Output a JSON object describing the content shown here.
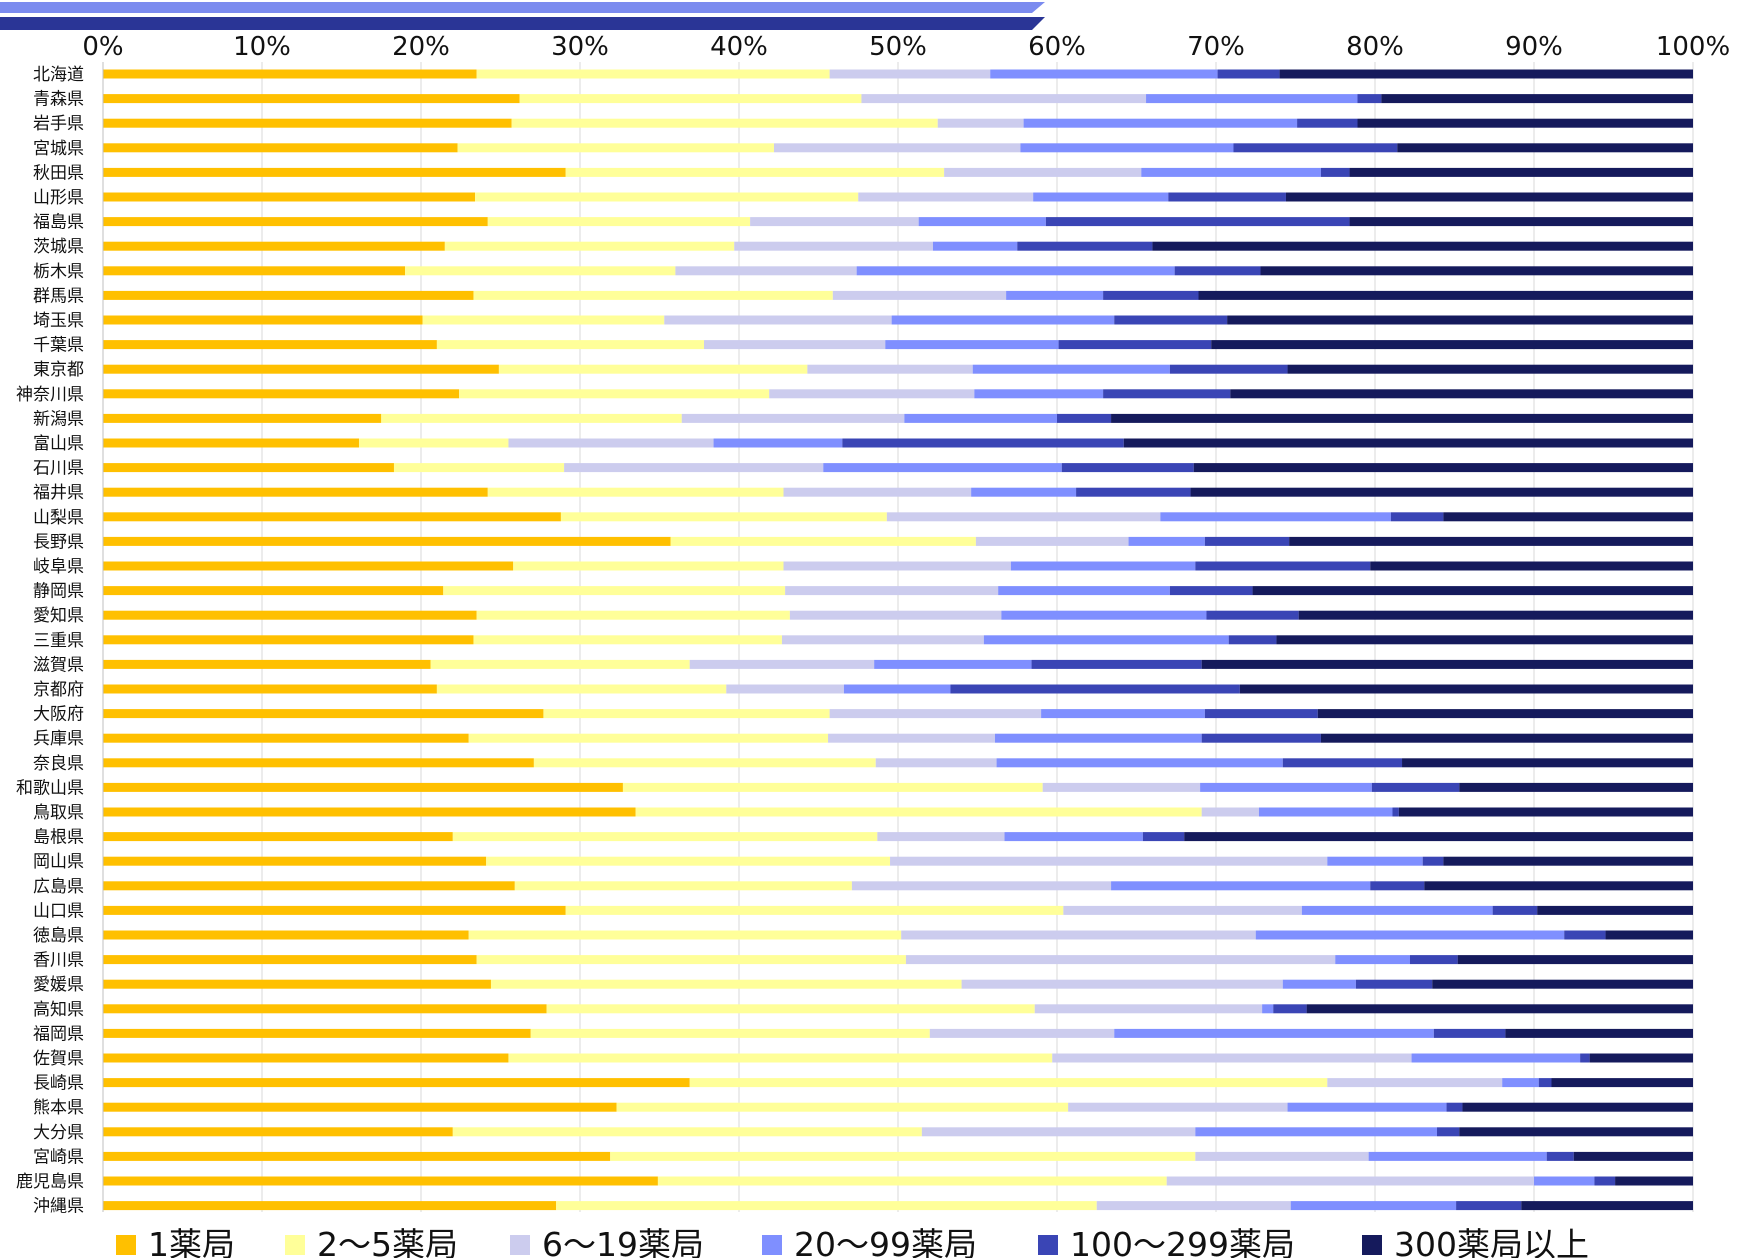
{
  "chart_data": {
    "type": "bar",
    "orientation": "horizontal",
    "stacked": true,
    "percent_stacked": true,
    "title": "",
    "xlabel": "",
    "ylabel": "",
    "xlim": [
      0,
      100
    ],
    "x_ticks": [
      "0%",
      "10%",
      "20%",
      "30%",
      "40%",
      "50%",
      "60%",
      "70%",
      "80%",
      "90%",
      "100%"
    ],
    "grid": "vertical",
    "legend_position": "bottom",
    "categories": [
      "北海道",
      "青森県",
      "岩手県",
      "宮城県",
      "秋田県",
      "山形県",
      "福島県",
      "茨城県",
      "栃木県",
      "群馬県",
      "埼玉県",
      "千葉県",
      "東京都",
      "神奈川県",
      "新潟県",
      "富山県",
      "石川県",
      "福井県",
      "山梨県",
      "長野県",
      "岐阜県",
      "静岡県",
      "愛知県",
      "三重県",
      "滋賀県",
      "京都府",
      "大阪府",
      "兵庫県",
      "奈良県",
      "和歌山県",
      "鳥取県",
      "島根県",
      "岡山県",
      "広島県",
      "山口県",
      "徳島県",
      "香川県",
      "愛媛県",
      "高知県",
      "福岡県",
      "佐賀県",
      "長崎県",
      "熊本県",
      "大分県",
      "宮崎県",
      "鹿児島県",
      "沖縄県"
    ],
    "series": [
      {
        "name": "1薬局",
        "color": "#FFC000",
        "values": [
          23.5,
          26.2,
          25.7,
          22.3,
          29.1,
          23.4,
          24.2,
          21.5,
          19.0,
          23.3,
          20.1,
          21.0,
          24.9,
          22.4,
          17.5,
          16.1,
          18.3,
          24.2,
          28.8,
          35.7,
          25.8,
          21.4,
          23.5,
          23.3,
          20.6,
          21.0,
          27.7,
          23.0,
          27.1,
          32.7,
          33.5,
          22.0,
          24.1,
          25.9,
          29.1,
          23.0,
          23.5,
          24.4,
          27.9,
          26.9,
          25.5,
          36.9,
          32.3,
          22.0,
          31.9,
          34.9,
          28.5
        ]
      },
      {
        "name": "2～5薬局",
        "color": "#FFFF99",
        "values": [
          22.2,
          21.5,
          26.8,
          19.9,
          23.8,
          24.1,
          16.5,
          18.2,
          17.0,
          22.6,
          15.2,
          16.8,
          19.4,
          19.5,
          18.9,
          9.4,
          10.7,
          18.6,
          20.5,
          19.2,
          17.0,
          21.5,
          19.7,
          19.4,
          16.3,
          18.2,
          18.0,
          22.6,
          21.5,
          26.4,
          35.6,
          26.7,
          25.4,
          21.2,
          31.3,
          27.2,
          27.0,
          29.6,
          30.7,
          25.1,
          34.2,
          40.1,
          28.4,
          29.5,
          36.8,
          32.0,
          34.0
        ]
      },
      {
        "name": "6～19薬局",
        "color": "#CCCCEE",
        "values": [
          10.1,
          17.9,
          5.4,
          15.5,
          12.4,
          11.0,
          10.6,
          12.5,
          11.4,
          10.9,
          14.3,
          11.4,
          10.4,
          12.9,
          14.0,
          12.9,
          16.3,
          11.8,
          17.2,
          9.6,
          14.3,
          13.4,
          13.3,
          12.7,
          11.6,
          7.4,
          13.3,
          10.5,
          7.6,
          9.9,
          3.6,
          8.0,
          27.5,
          16.3,
          15.0,
          22.3,
          27.0,
          20.2,
          14.3,
          11.6,
          22.6,
          11.0,
          13.8,
          17.2,
          10.9,
          23.1,
          12.2
        ]
      },
      {
        "name": "20～99薬局",
        "color": "#7F8FFF",
        "values": [
          14.3,
          13.3,
          17.2,
          13.4,
          11.3,
          8.5,
          8.0,
          5.3,
          20.0,
          6.1,
          14.0,
          10.9,
          12.4,
          8.1,
          9.6,
          8.1,
          15.0,
          6.6,
          14.5,
          4.8,
          11.6,
          10.8,
          12.9,
          15.4,
          9.9,
          6.7,
          10.3,
          13.0,
          18.0,
          10.8,
          8.4,
          8.7,
          6.0,
          16.3,
          12.0,
          19.4,
          4.7,
          4.6,
          0.7,
          20.1,
          10.6,
          2.3,
          10.0,
          15.2,
          11.2,
          3.8,
          10.4
        ]
      },
      {
        "name": "100～299薬局",
        "color": "#3A45B5",
        "values": [
          3.9,
          1.5,
          3.8,
          10.3,
          1.8,
          7.4,
          19.1,
          8.5,
          5.4,
          6.0,
          7.1,
          9.6,
          7.4,
          8.0,
          3.4,
          17.7,
          8.3,
          7.2,
          3.3,
          5.3,
          11.0,
          5.2,
          5.8,
          3.0,
          10.7,
          18.2,
          7.1,
          7.5,
          7.5,
          5.5,
          0.4,
          2.6,
          1.3,
          3.4,
          2.8,
          2.6,
          3.0,
          4.8,
          2.1,
          4.5,
          0.6,
          0.8,
          1.0,
          1.4,
          1.7,
          1.3,
          4.1
        ]
      },
      {
        "name": "300薬局以上",
        "color": "#151A5C",
        "values": [
          26.0,
          19.6,
          21.1,
          18.6,
          21.6,
          25.6,
          21.6,
          34.0,
          27.2,
          31.1,
          29.3,
          30.3,
          25.5,
          29.1,
          36.6,
          35.8,
          31.4,
          31.6,
          15.7,
          25.4,
          20.3,
          27.7,
          24.8,
          26.2,
          30.9,
          28.5,
          23.6,
          23.4,
          18.3,
          14.7,
          18.5,
          32.0,
          15.7,
          16.9,
          9.8,
          5.5,
          14.8,
          16.4,
          24.3,
          11.8,
          6.5,
          8.9,
          14.5,
          14.7,
          7.5,
          4.9,
          10.8
        ]
      }
    ]
  }
}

────────────────────

▶ _DIRECTIONS_
The pictures should not appear in the copy; every other part of the records above must be returned exactly.

▶ _TASK SOLUTION_
Output a JSON object describing the content shown here.
{
  "chart_data": {
    "type": "bar",
    "orientation": "horizontal",
    "stacked": true,
    "percent_stacked": true,
    "title": "",
    "xlabel": "",
    "ylabel": "",
    "xlim": [
      0,
      100
    ],
    "x_ticks": [
      "0%",
      "10%",
      "20%",
      "30%",
      "40%",
      "50%",
      "60%",
      "70%",
      "80%",
      "90%",
      "100%"
    ],
    "grid": "vertical",
    "legend_position": "bottom",
    "categories": [
      "北海道",
      "青森県",
      "岩手県",
      "宮城県",
      "秋田県",
      "山形県",
      "福島県",
      "茨城県",
      "栃木県",
      "群馬県",
      "埼玉県",
      "千葉県",
      "東京都",
      "神奈川県",
      "新潟県",
      "富山県",
      "石川県",
      "福井県",
      "山梨県",
      "長野県",
      "岐阜県",
      "静岡県",
      "愛知県",
      "三重県",
      "滋賀県",
      "京都府",
      "大阪府",
      "兵庫県",
      "奈良県",
      "和歌山県",
      "鳥取県",
      "島根県",
      "岡山県",
      "広島県",
      "山口県",
      "徳島県",
      "香川県",
      "愛媛県",
      "高知県",
      "福岡県",
      "佐賀県",
      "長崎県",
      "熊本県",
      "大分県",
      "宮崎県",
      "鹿児島県",
      "沖縄県"
    ],
    "series": [
      {
        "name": "1薬局",
        "color": "#FFC000",
        "values": [
          23.5,
          26.2,
          25.7,
          22.3,
          29.1,
          23.4,
          24.2,
          21.5,
          19.0,
          23.3,
          20.1,
          21.0,
          24.9,
          22.4,
          17.5,
          16.1,
          18.3,
          24.2,
          28.8,
          35.7,
          25.8,
          21.4,
          23.5,
          23.3,
          20.6,
          21.0,
          27.7,
          23.0,
          27.1,
          32.7,
          33.5,
          22.0,
          24.1,
          25.9,
          29.1,
          23.0,
          23.5,
          24.4,
          27.9,
          26.9,
          25.5,
          36.9,
          32.3,
          22.0,
          31.9,
          34.9,
          28.5
        ]
      },
      {
        "name": "2～5薬局",
        "color": "#FFFF99",
        "values": [
          22.2,
          21.5,
          26.8,
          19.9,
          23.8,
          24.1,
          16.5,
          18.2,
          17.0,
          22.6,
          15.2,
          16.8,
          19.4,
          19.5,
          18.9,
          9.4,
          10.7,
          18.6,
          20.5,
          19.2,
          17.0,
          21.5,
          19.7,
          19.4,
          16.3,
          18.2,
          18.0,
          22.6,
          21.5,
          26.4,
          35.6,
          26.7,
          25.4,
          21.2,
          31.3,
          27.2,
          27.0,
          29.6,
          30.7,
          25.1,
          34.2,
          40.1,
          28.4,
          29.5,
          36.8,
          32.0,
          34.0
        ]
      },
      {
        "name": "6～19薬局",
        "color": "#CCCCEE",
        "values": [
          10.1,
          17.9,
          5.4,
          15.5,
          12.4,
          11.0,
          10.6,
          12.5,
          11.4,
          10.9,
          14.3,
          11.4,
          10.4,
          12.9,
          14.0,
          12.9,
          16.3,
          11.8,
          17.2,
          9.6,
          14.3,
          13.4,
          13.3,
          12.7,
          11.6,
          7.4,
          13.3,
          10.5,
          7.6,
          9.9,
          3.6,
          8.0,
          27.5,
          16.3,
          15.0,
          22.3,
          27.0,
          20.2,
          14.3,
          11.6,
          22.6,
          11.0,
          13.8,
          17.2,
          10.9,
          23.1,
          12.2
        ]
      },
      {
        "name": "20～99薬局",
        "color": "#7F8FFF",
        "values": [
          14.3,
          13.3,
          17.2,
          13.4,
          11.3,
          8.5,
          8.0,
          5.3,
          20.0,
          6.1,
          14.0,
          10.9,
          12.4,
          8.1,
          9.6,
          8.1,
          15.0,
          6.6,
          14.5,
          4.8,
          11.6,
          10.8,
          12.9,
          15.4,
          9.9,
          6.7,
          10.3,
          13.0,
          18.0,
          10.8,
          8.4,
          8.7,
          6.0,
          16.3,
          12.0,
          19.4,
          4.7,
          4.6,
          0.7,
          20.1,
          10.6,
          2.3,
          10.0,
          15.2,
          11.2,
          3.8,
          10.4
        ]
      },
      {
        "name": "100～299薬局",
        "color": "#3A45B5",
        "values": [
          3.9,
          1.5,
          3.8,
          10.3,
          1.8,
          7.4,
          19.1,
          8.5,
          5.4,
          6.0,
          7.1,
          9.6,
          7.4,
          8.0,
          3.4,
          17.7,
          8.3,
          7.2,
          3.3,
          5.3,
          11.0,
          5.2,
          5.8,
          3.0,
          10.7,
          18.2,
          7.1,
          7.5,
          7.5,
          5.5,
          0.4,
          2.6,
          1.3,
          3.4,
          2.8,
          2.6,
          3.0,
          4.8,
          2.1,
          4.5,
          0.6,
          0.8,
          1.0,
          1.4,
          1.7,
          1.3,
          4.1
        ]
      },
      {
        "name": "300薬局以上",
        "color": "#151A5C",
        "values": [
          26.0,
          19.6,
          21.1,
          18.6,
          21.6,
          25.6,
          21.6,
          34.0,
          27.2,
          31.1,
          29.3,
          30.3,
          25.5,
          29.1,
          36.6,
          35.8,
          31.4,
          31.6,
          15.7,
          25.4,
          20.3,
          27.7,
          24.8,
          26.2,
          30.9,
          28.5,
          23.6,
          23.4,
          18.3,
          14.7,
          18.5,
          32.0,
          15.7,
          16.9,
          9.8,
          5.5,
          14.8,
          16.4,
          24.3,
          11.8,
          6.5,
          8.9,
          14.5,
          14.7,
          7.5,
          4.9,
          10.8
        ]
      }
    ]
  }
}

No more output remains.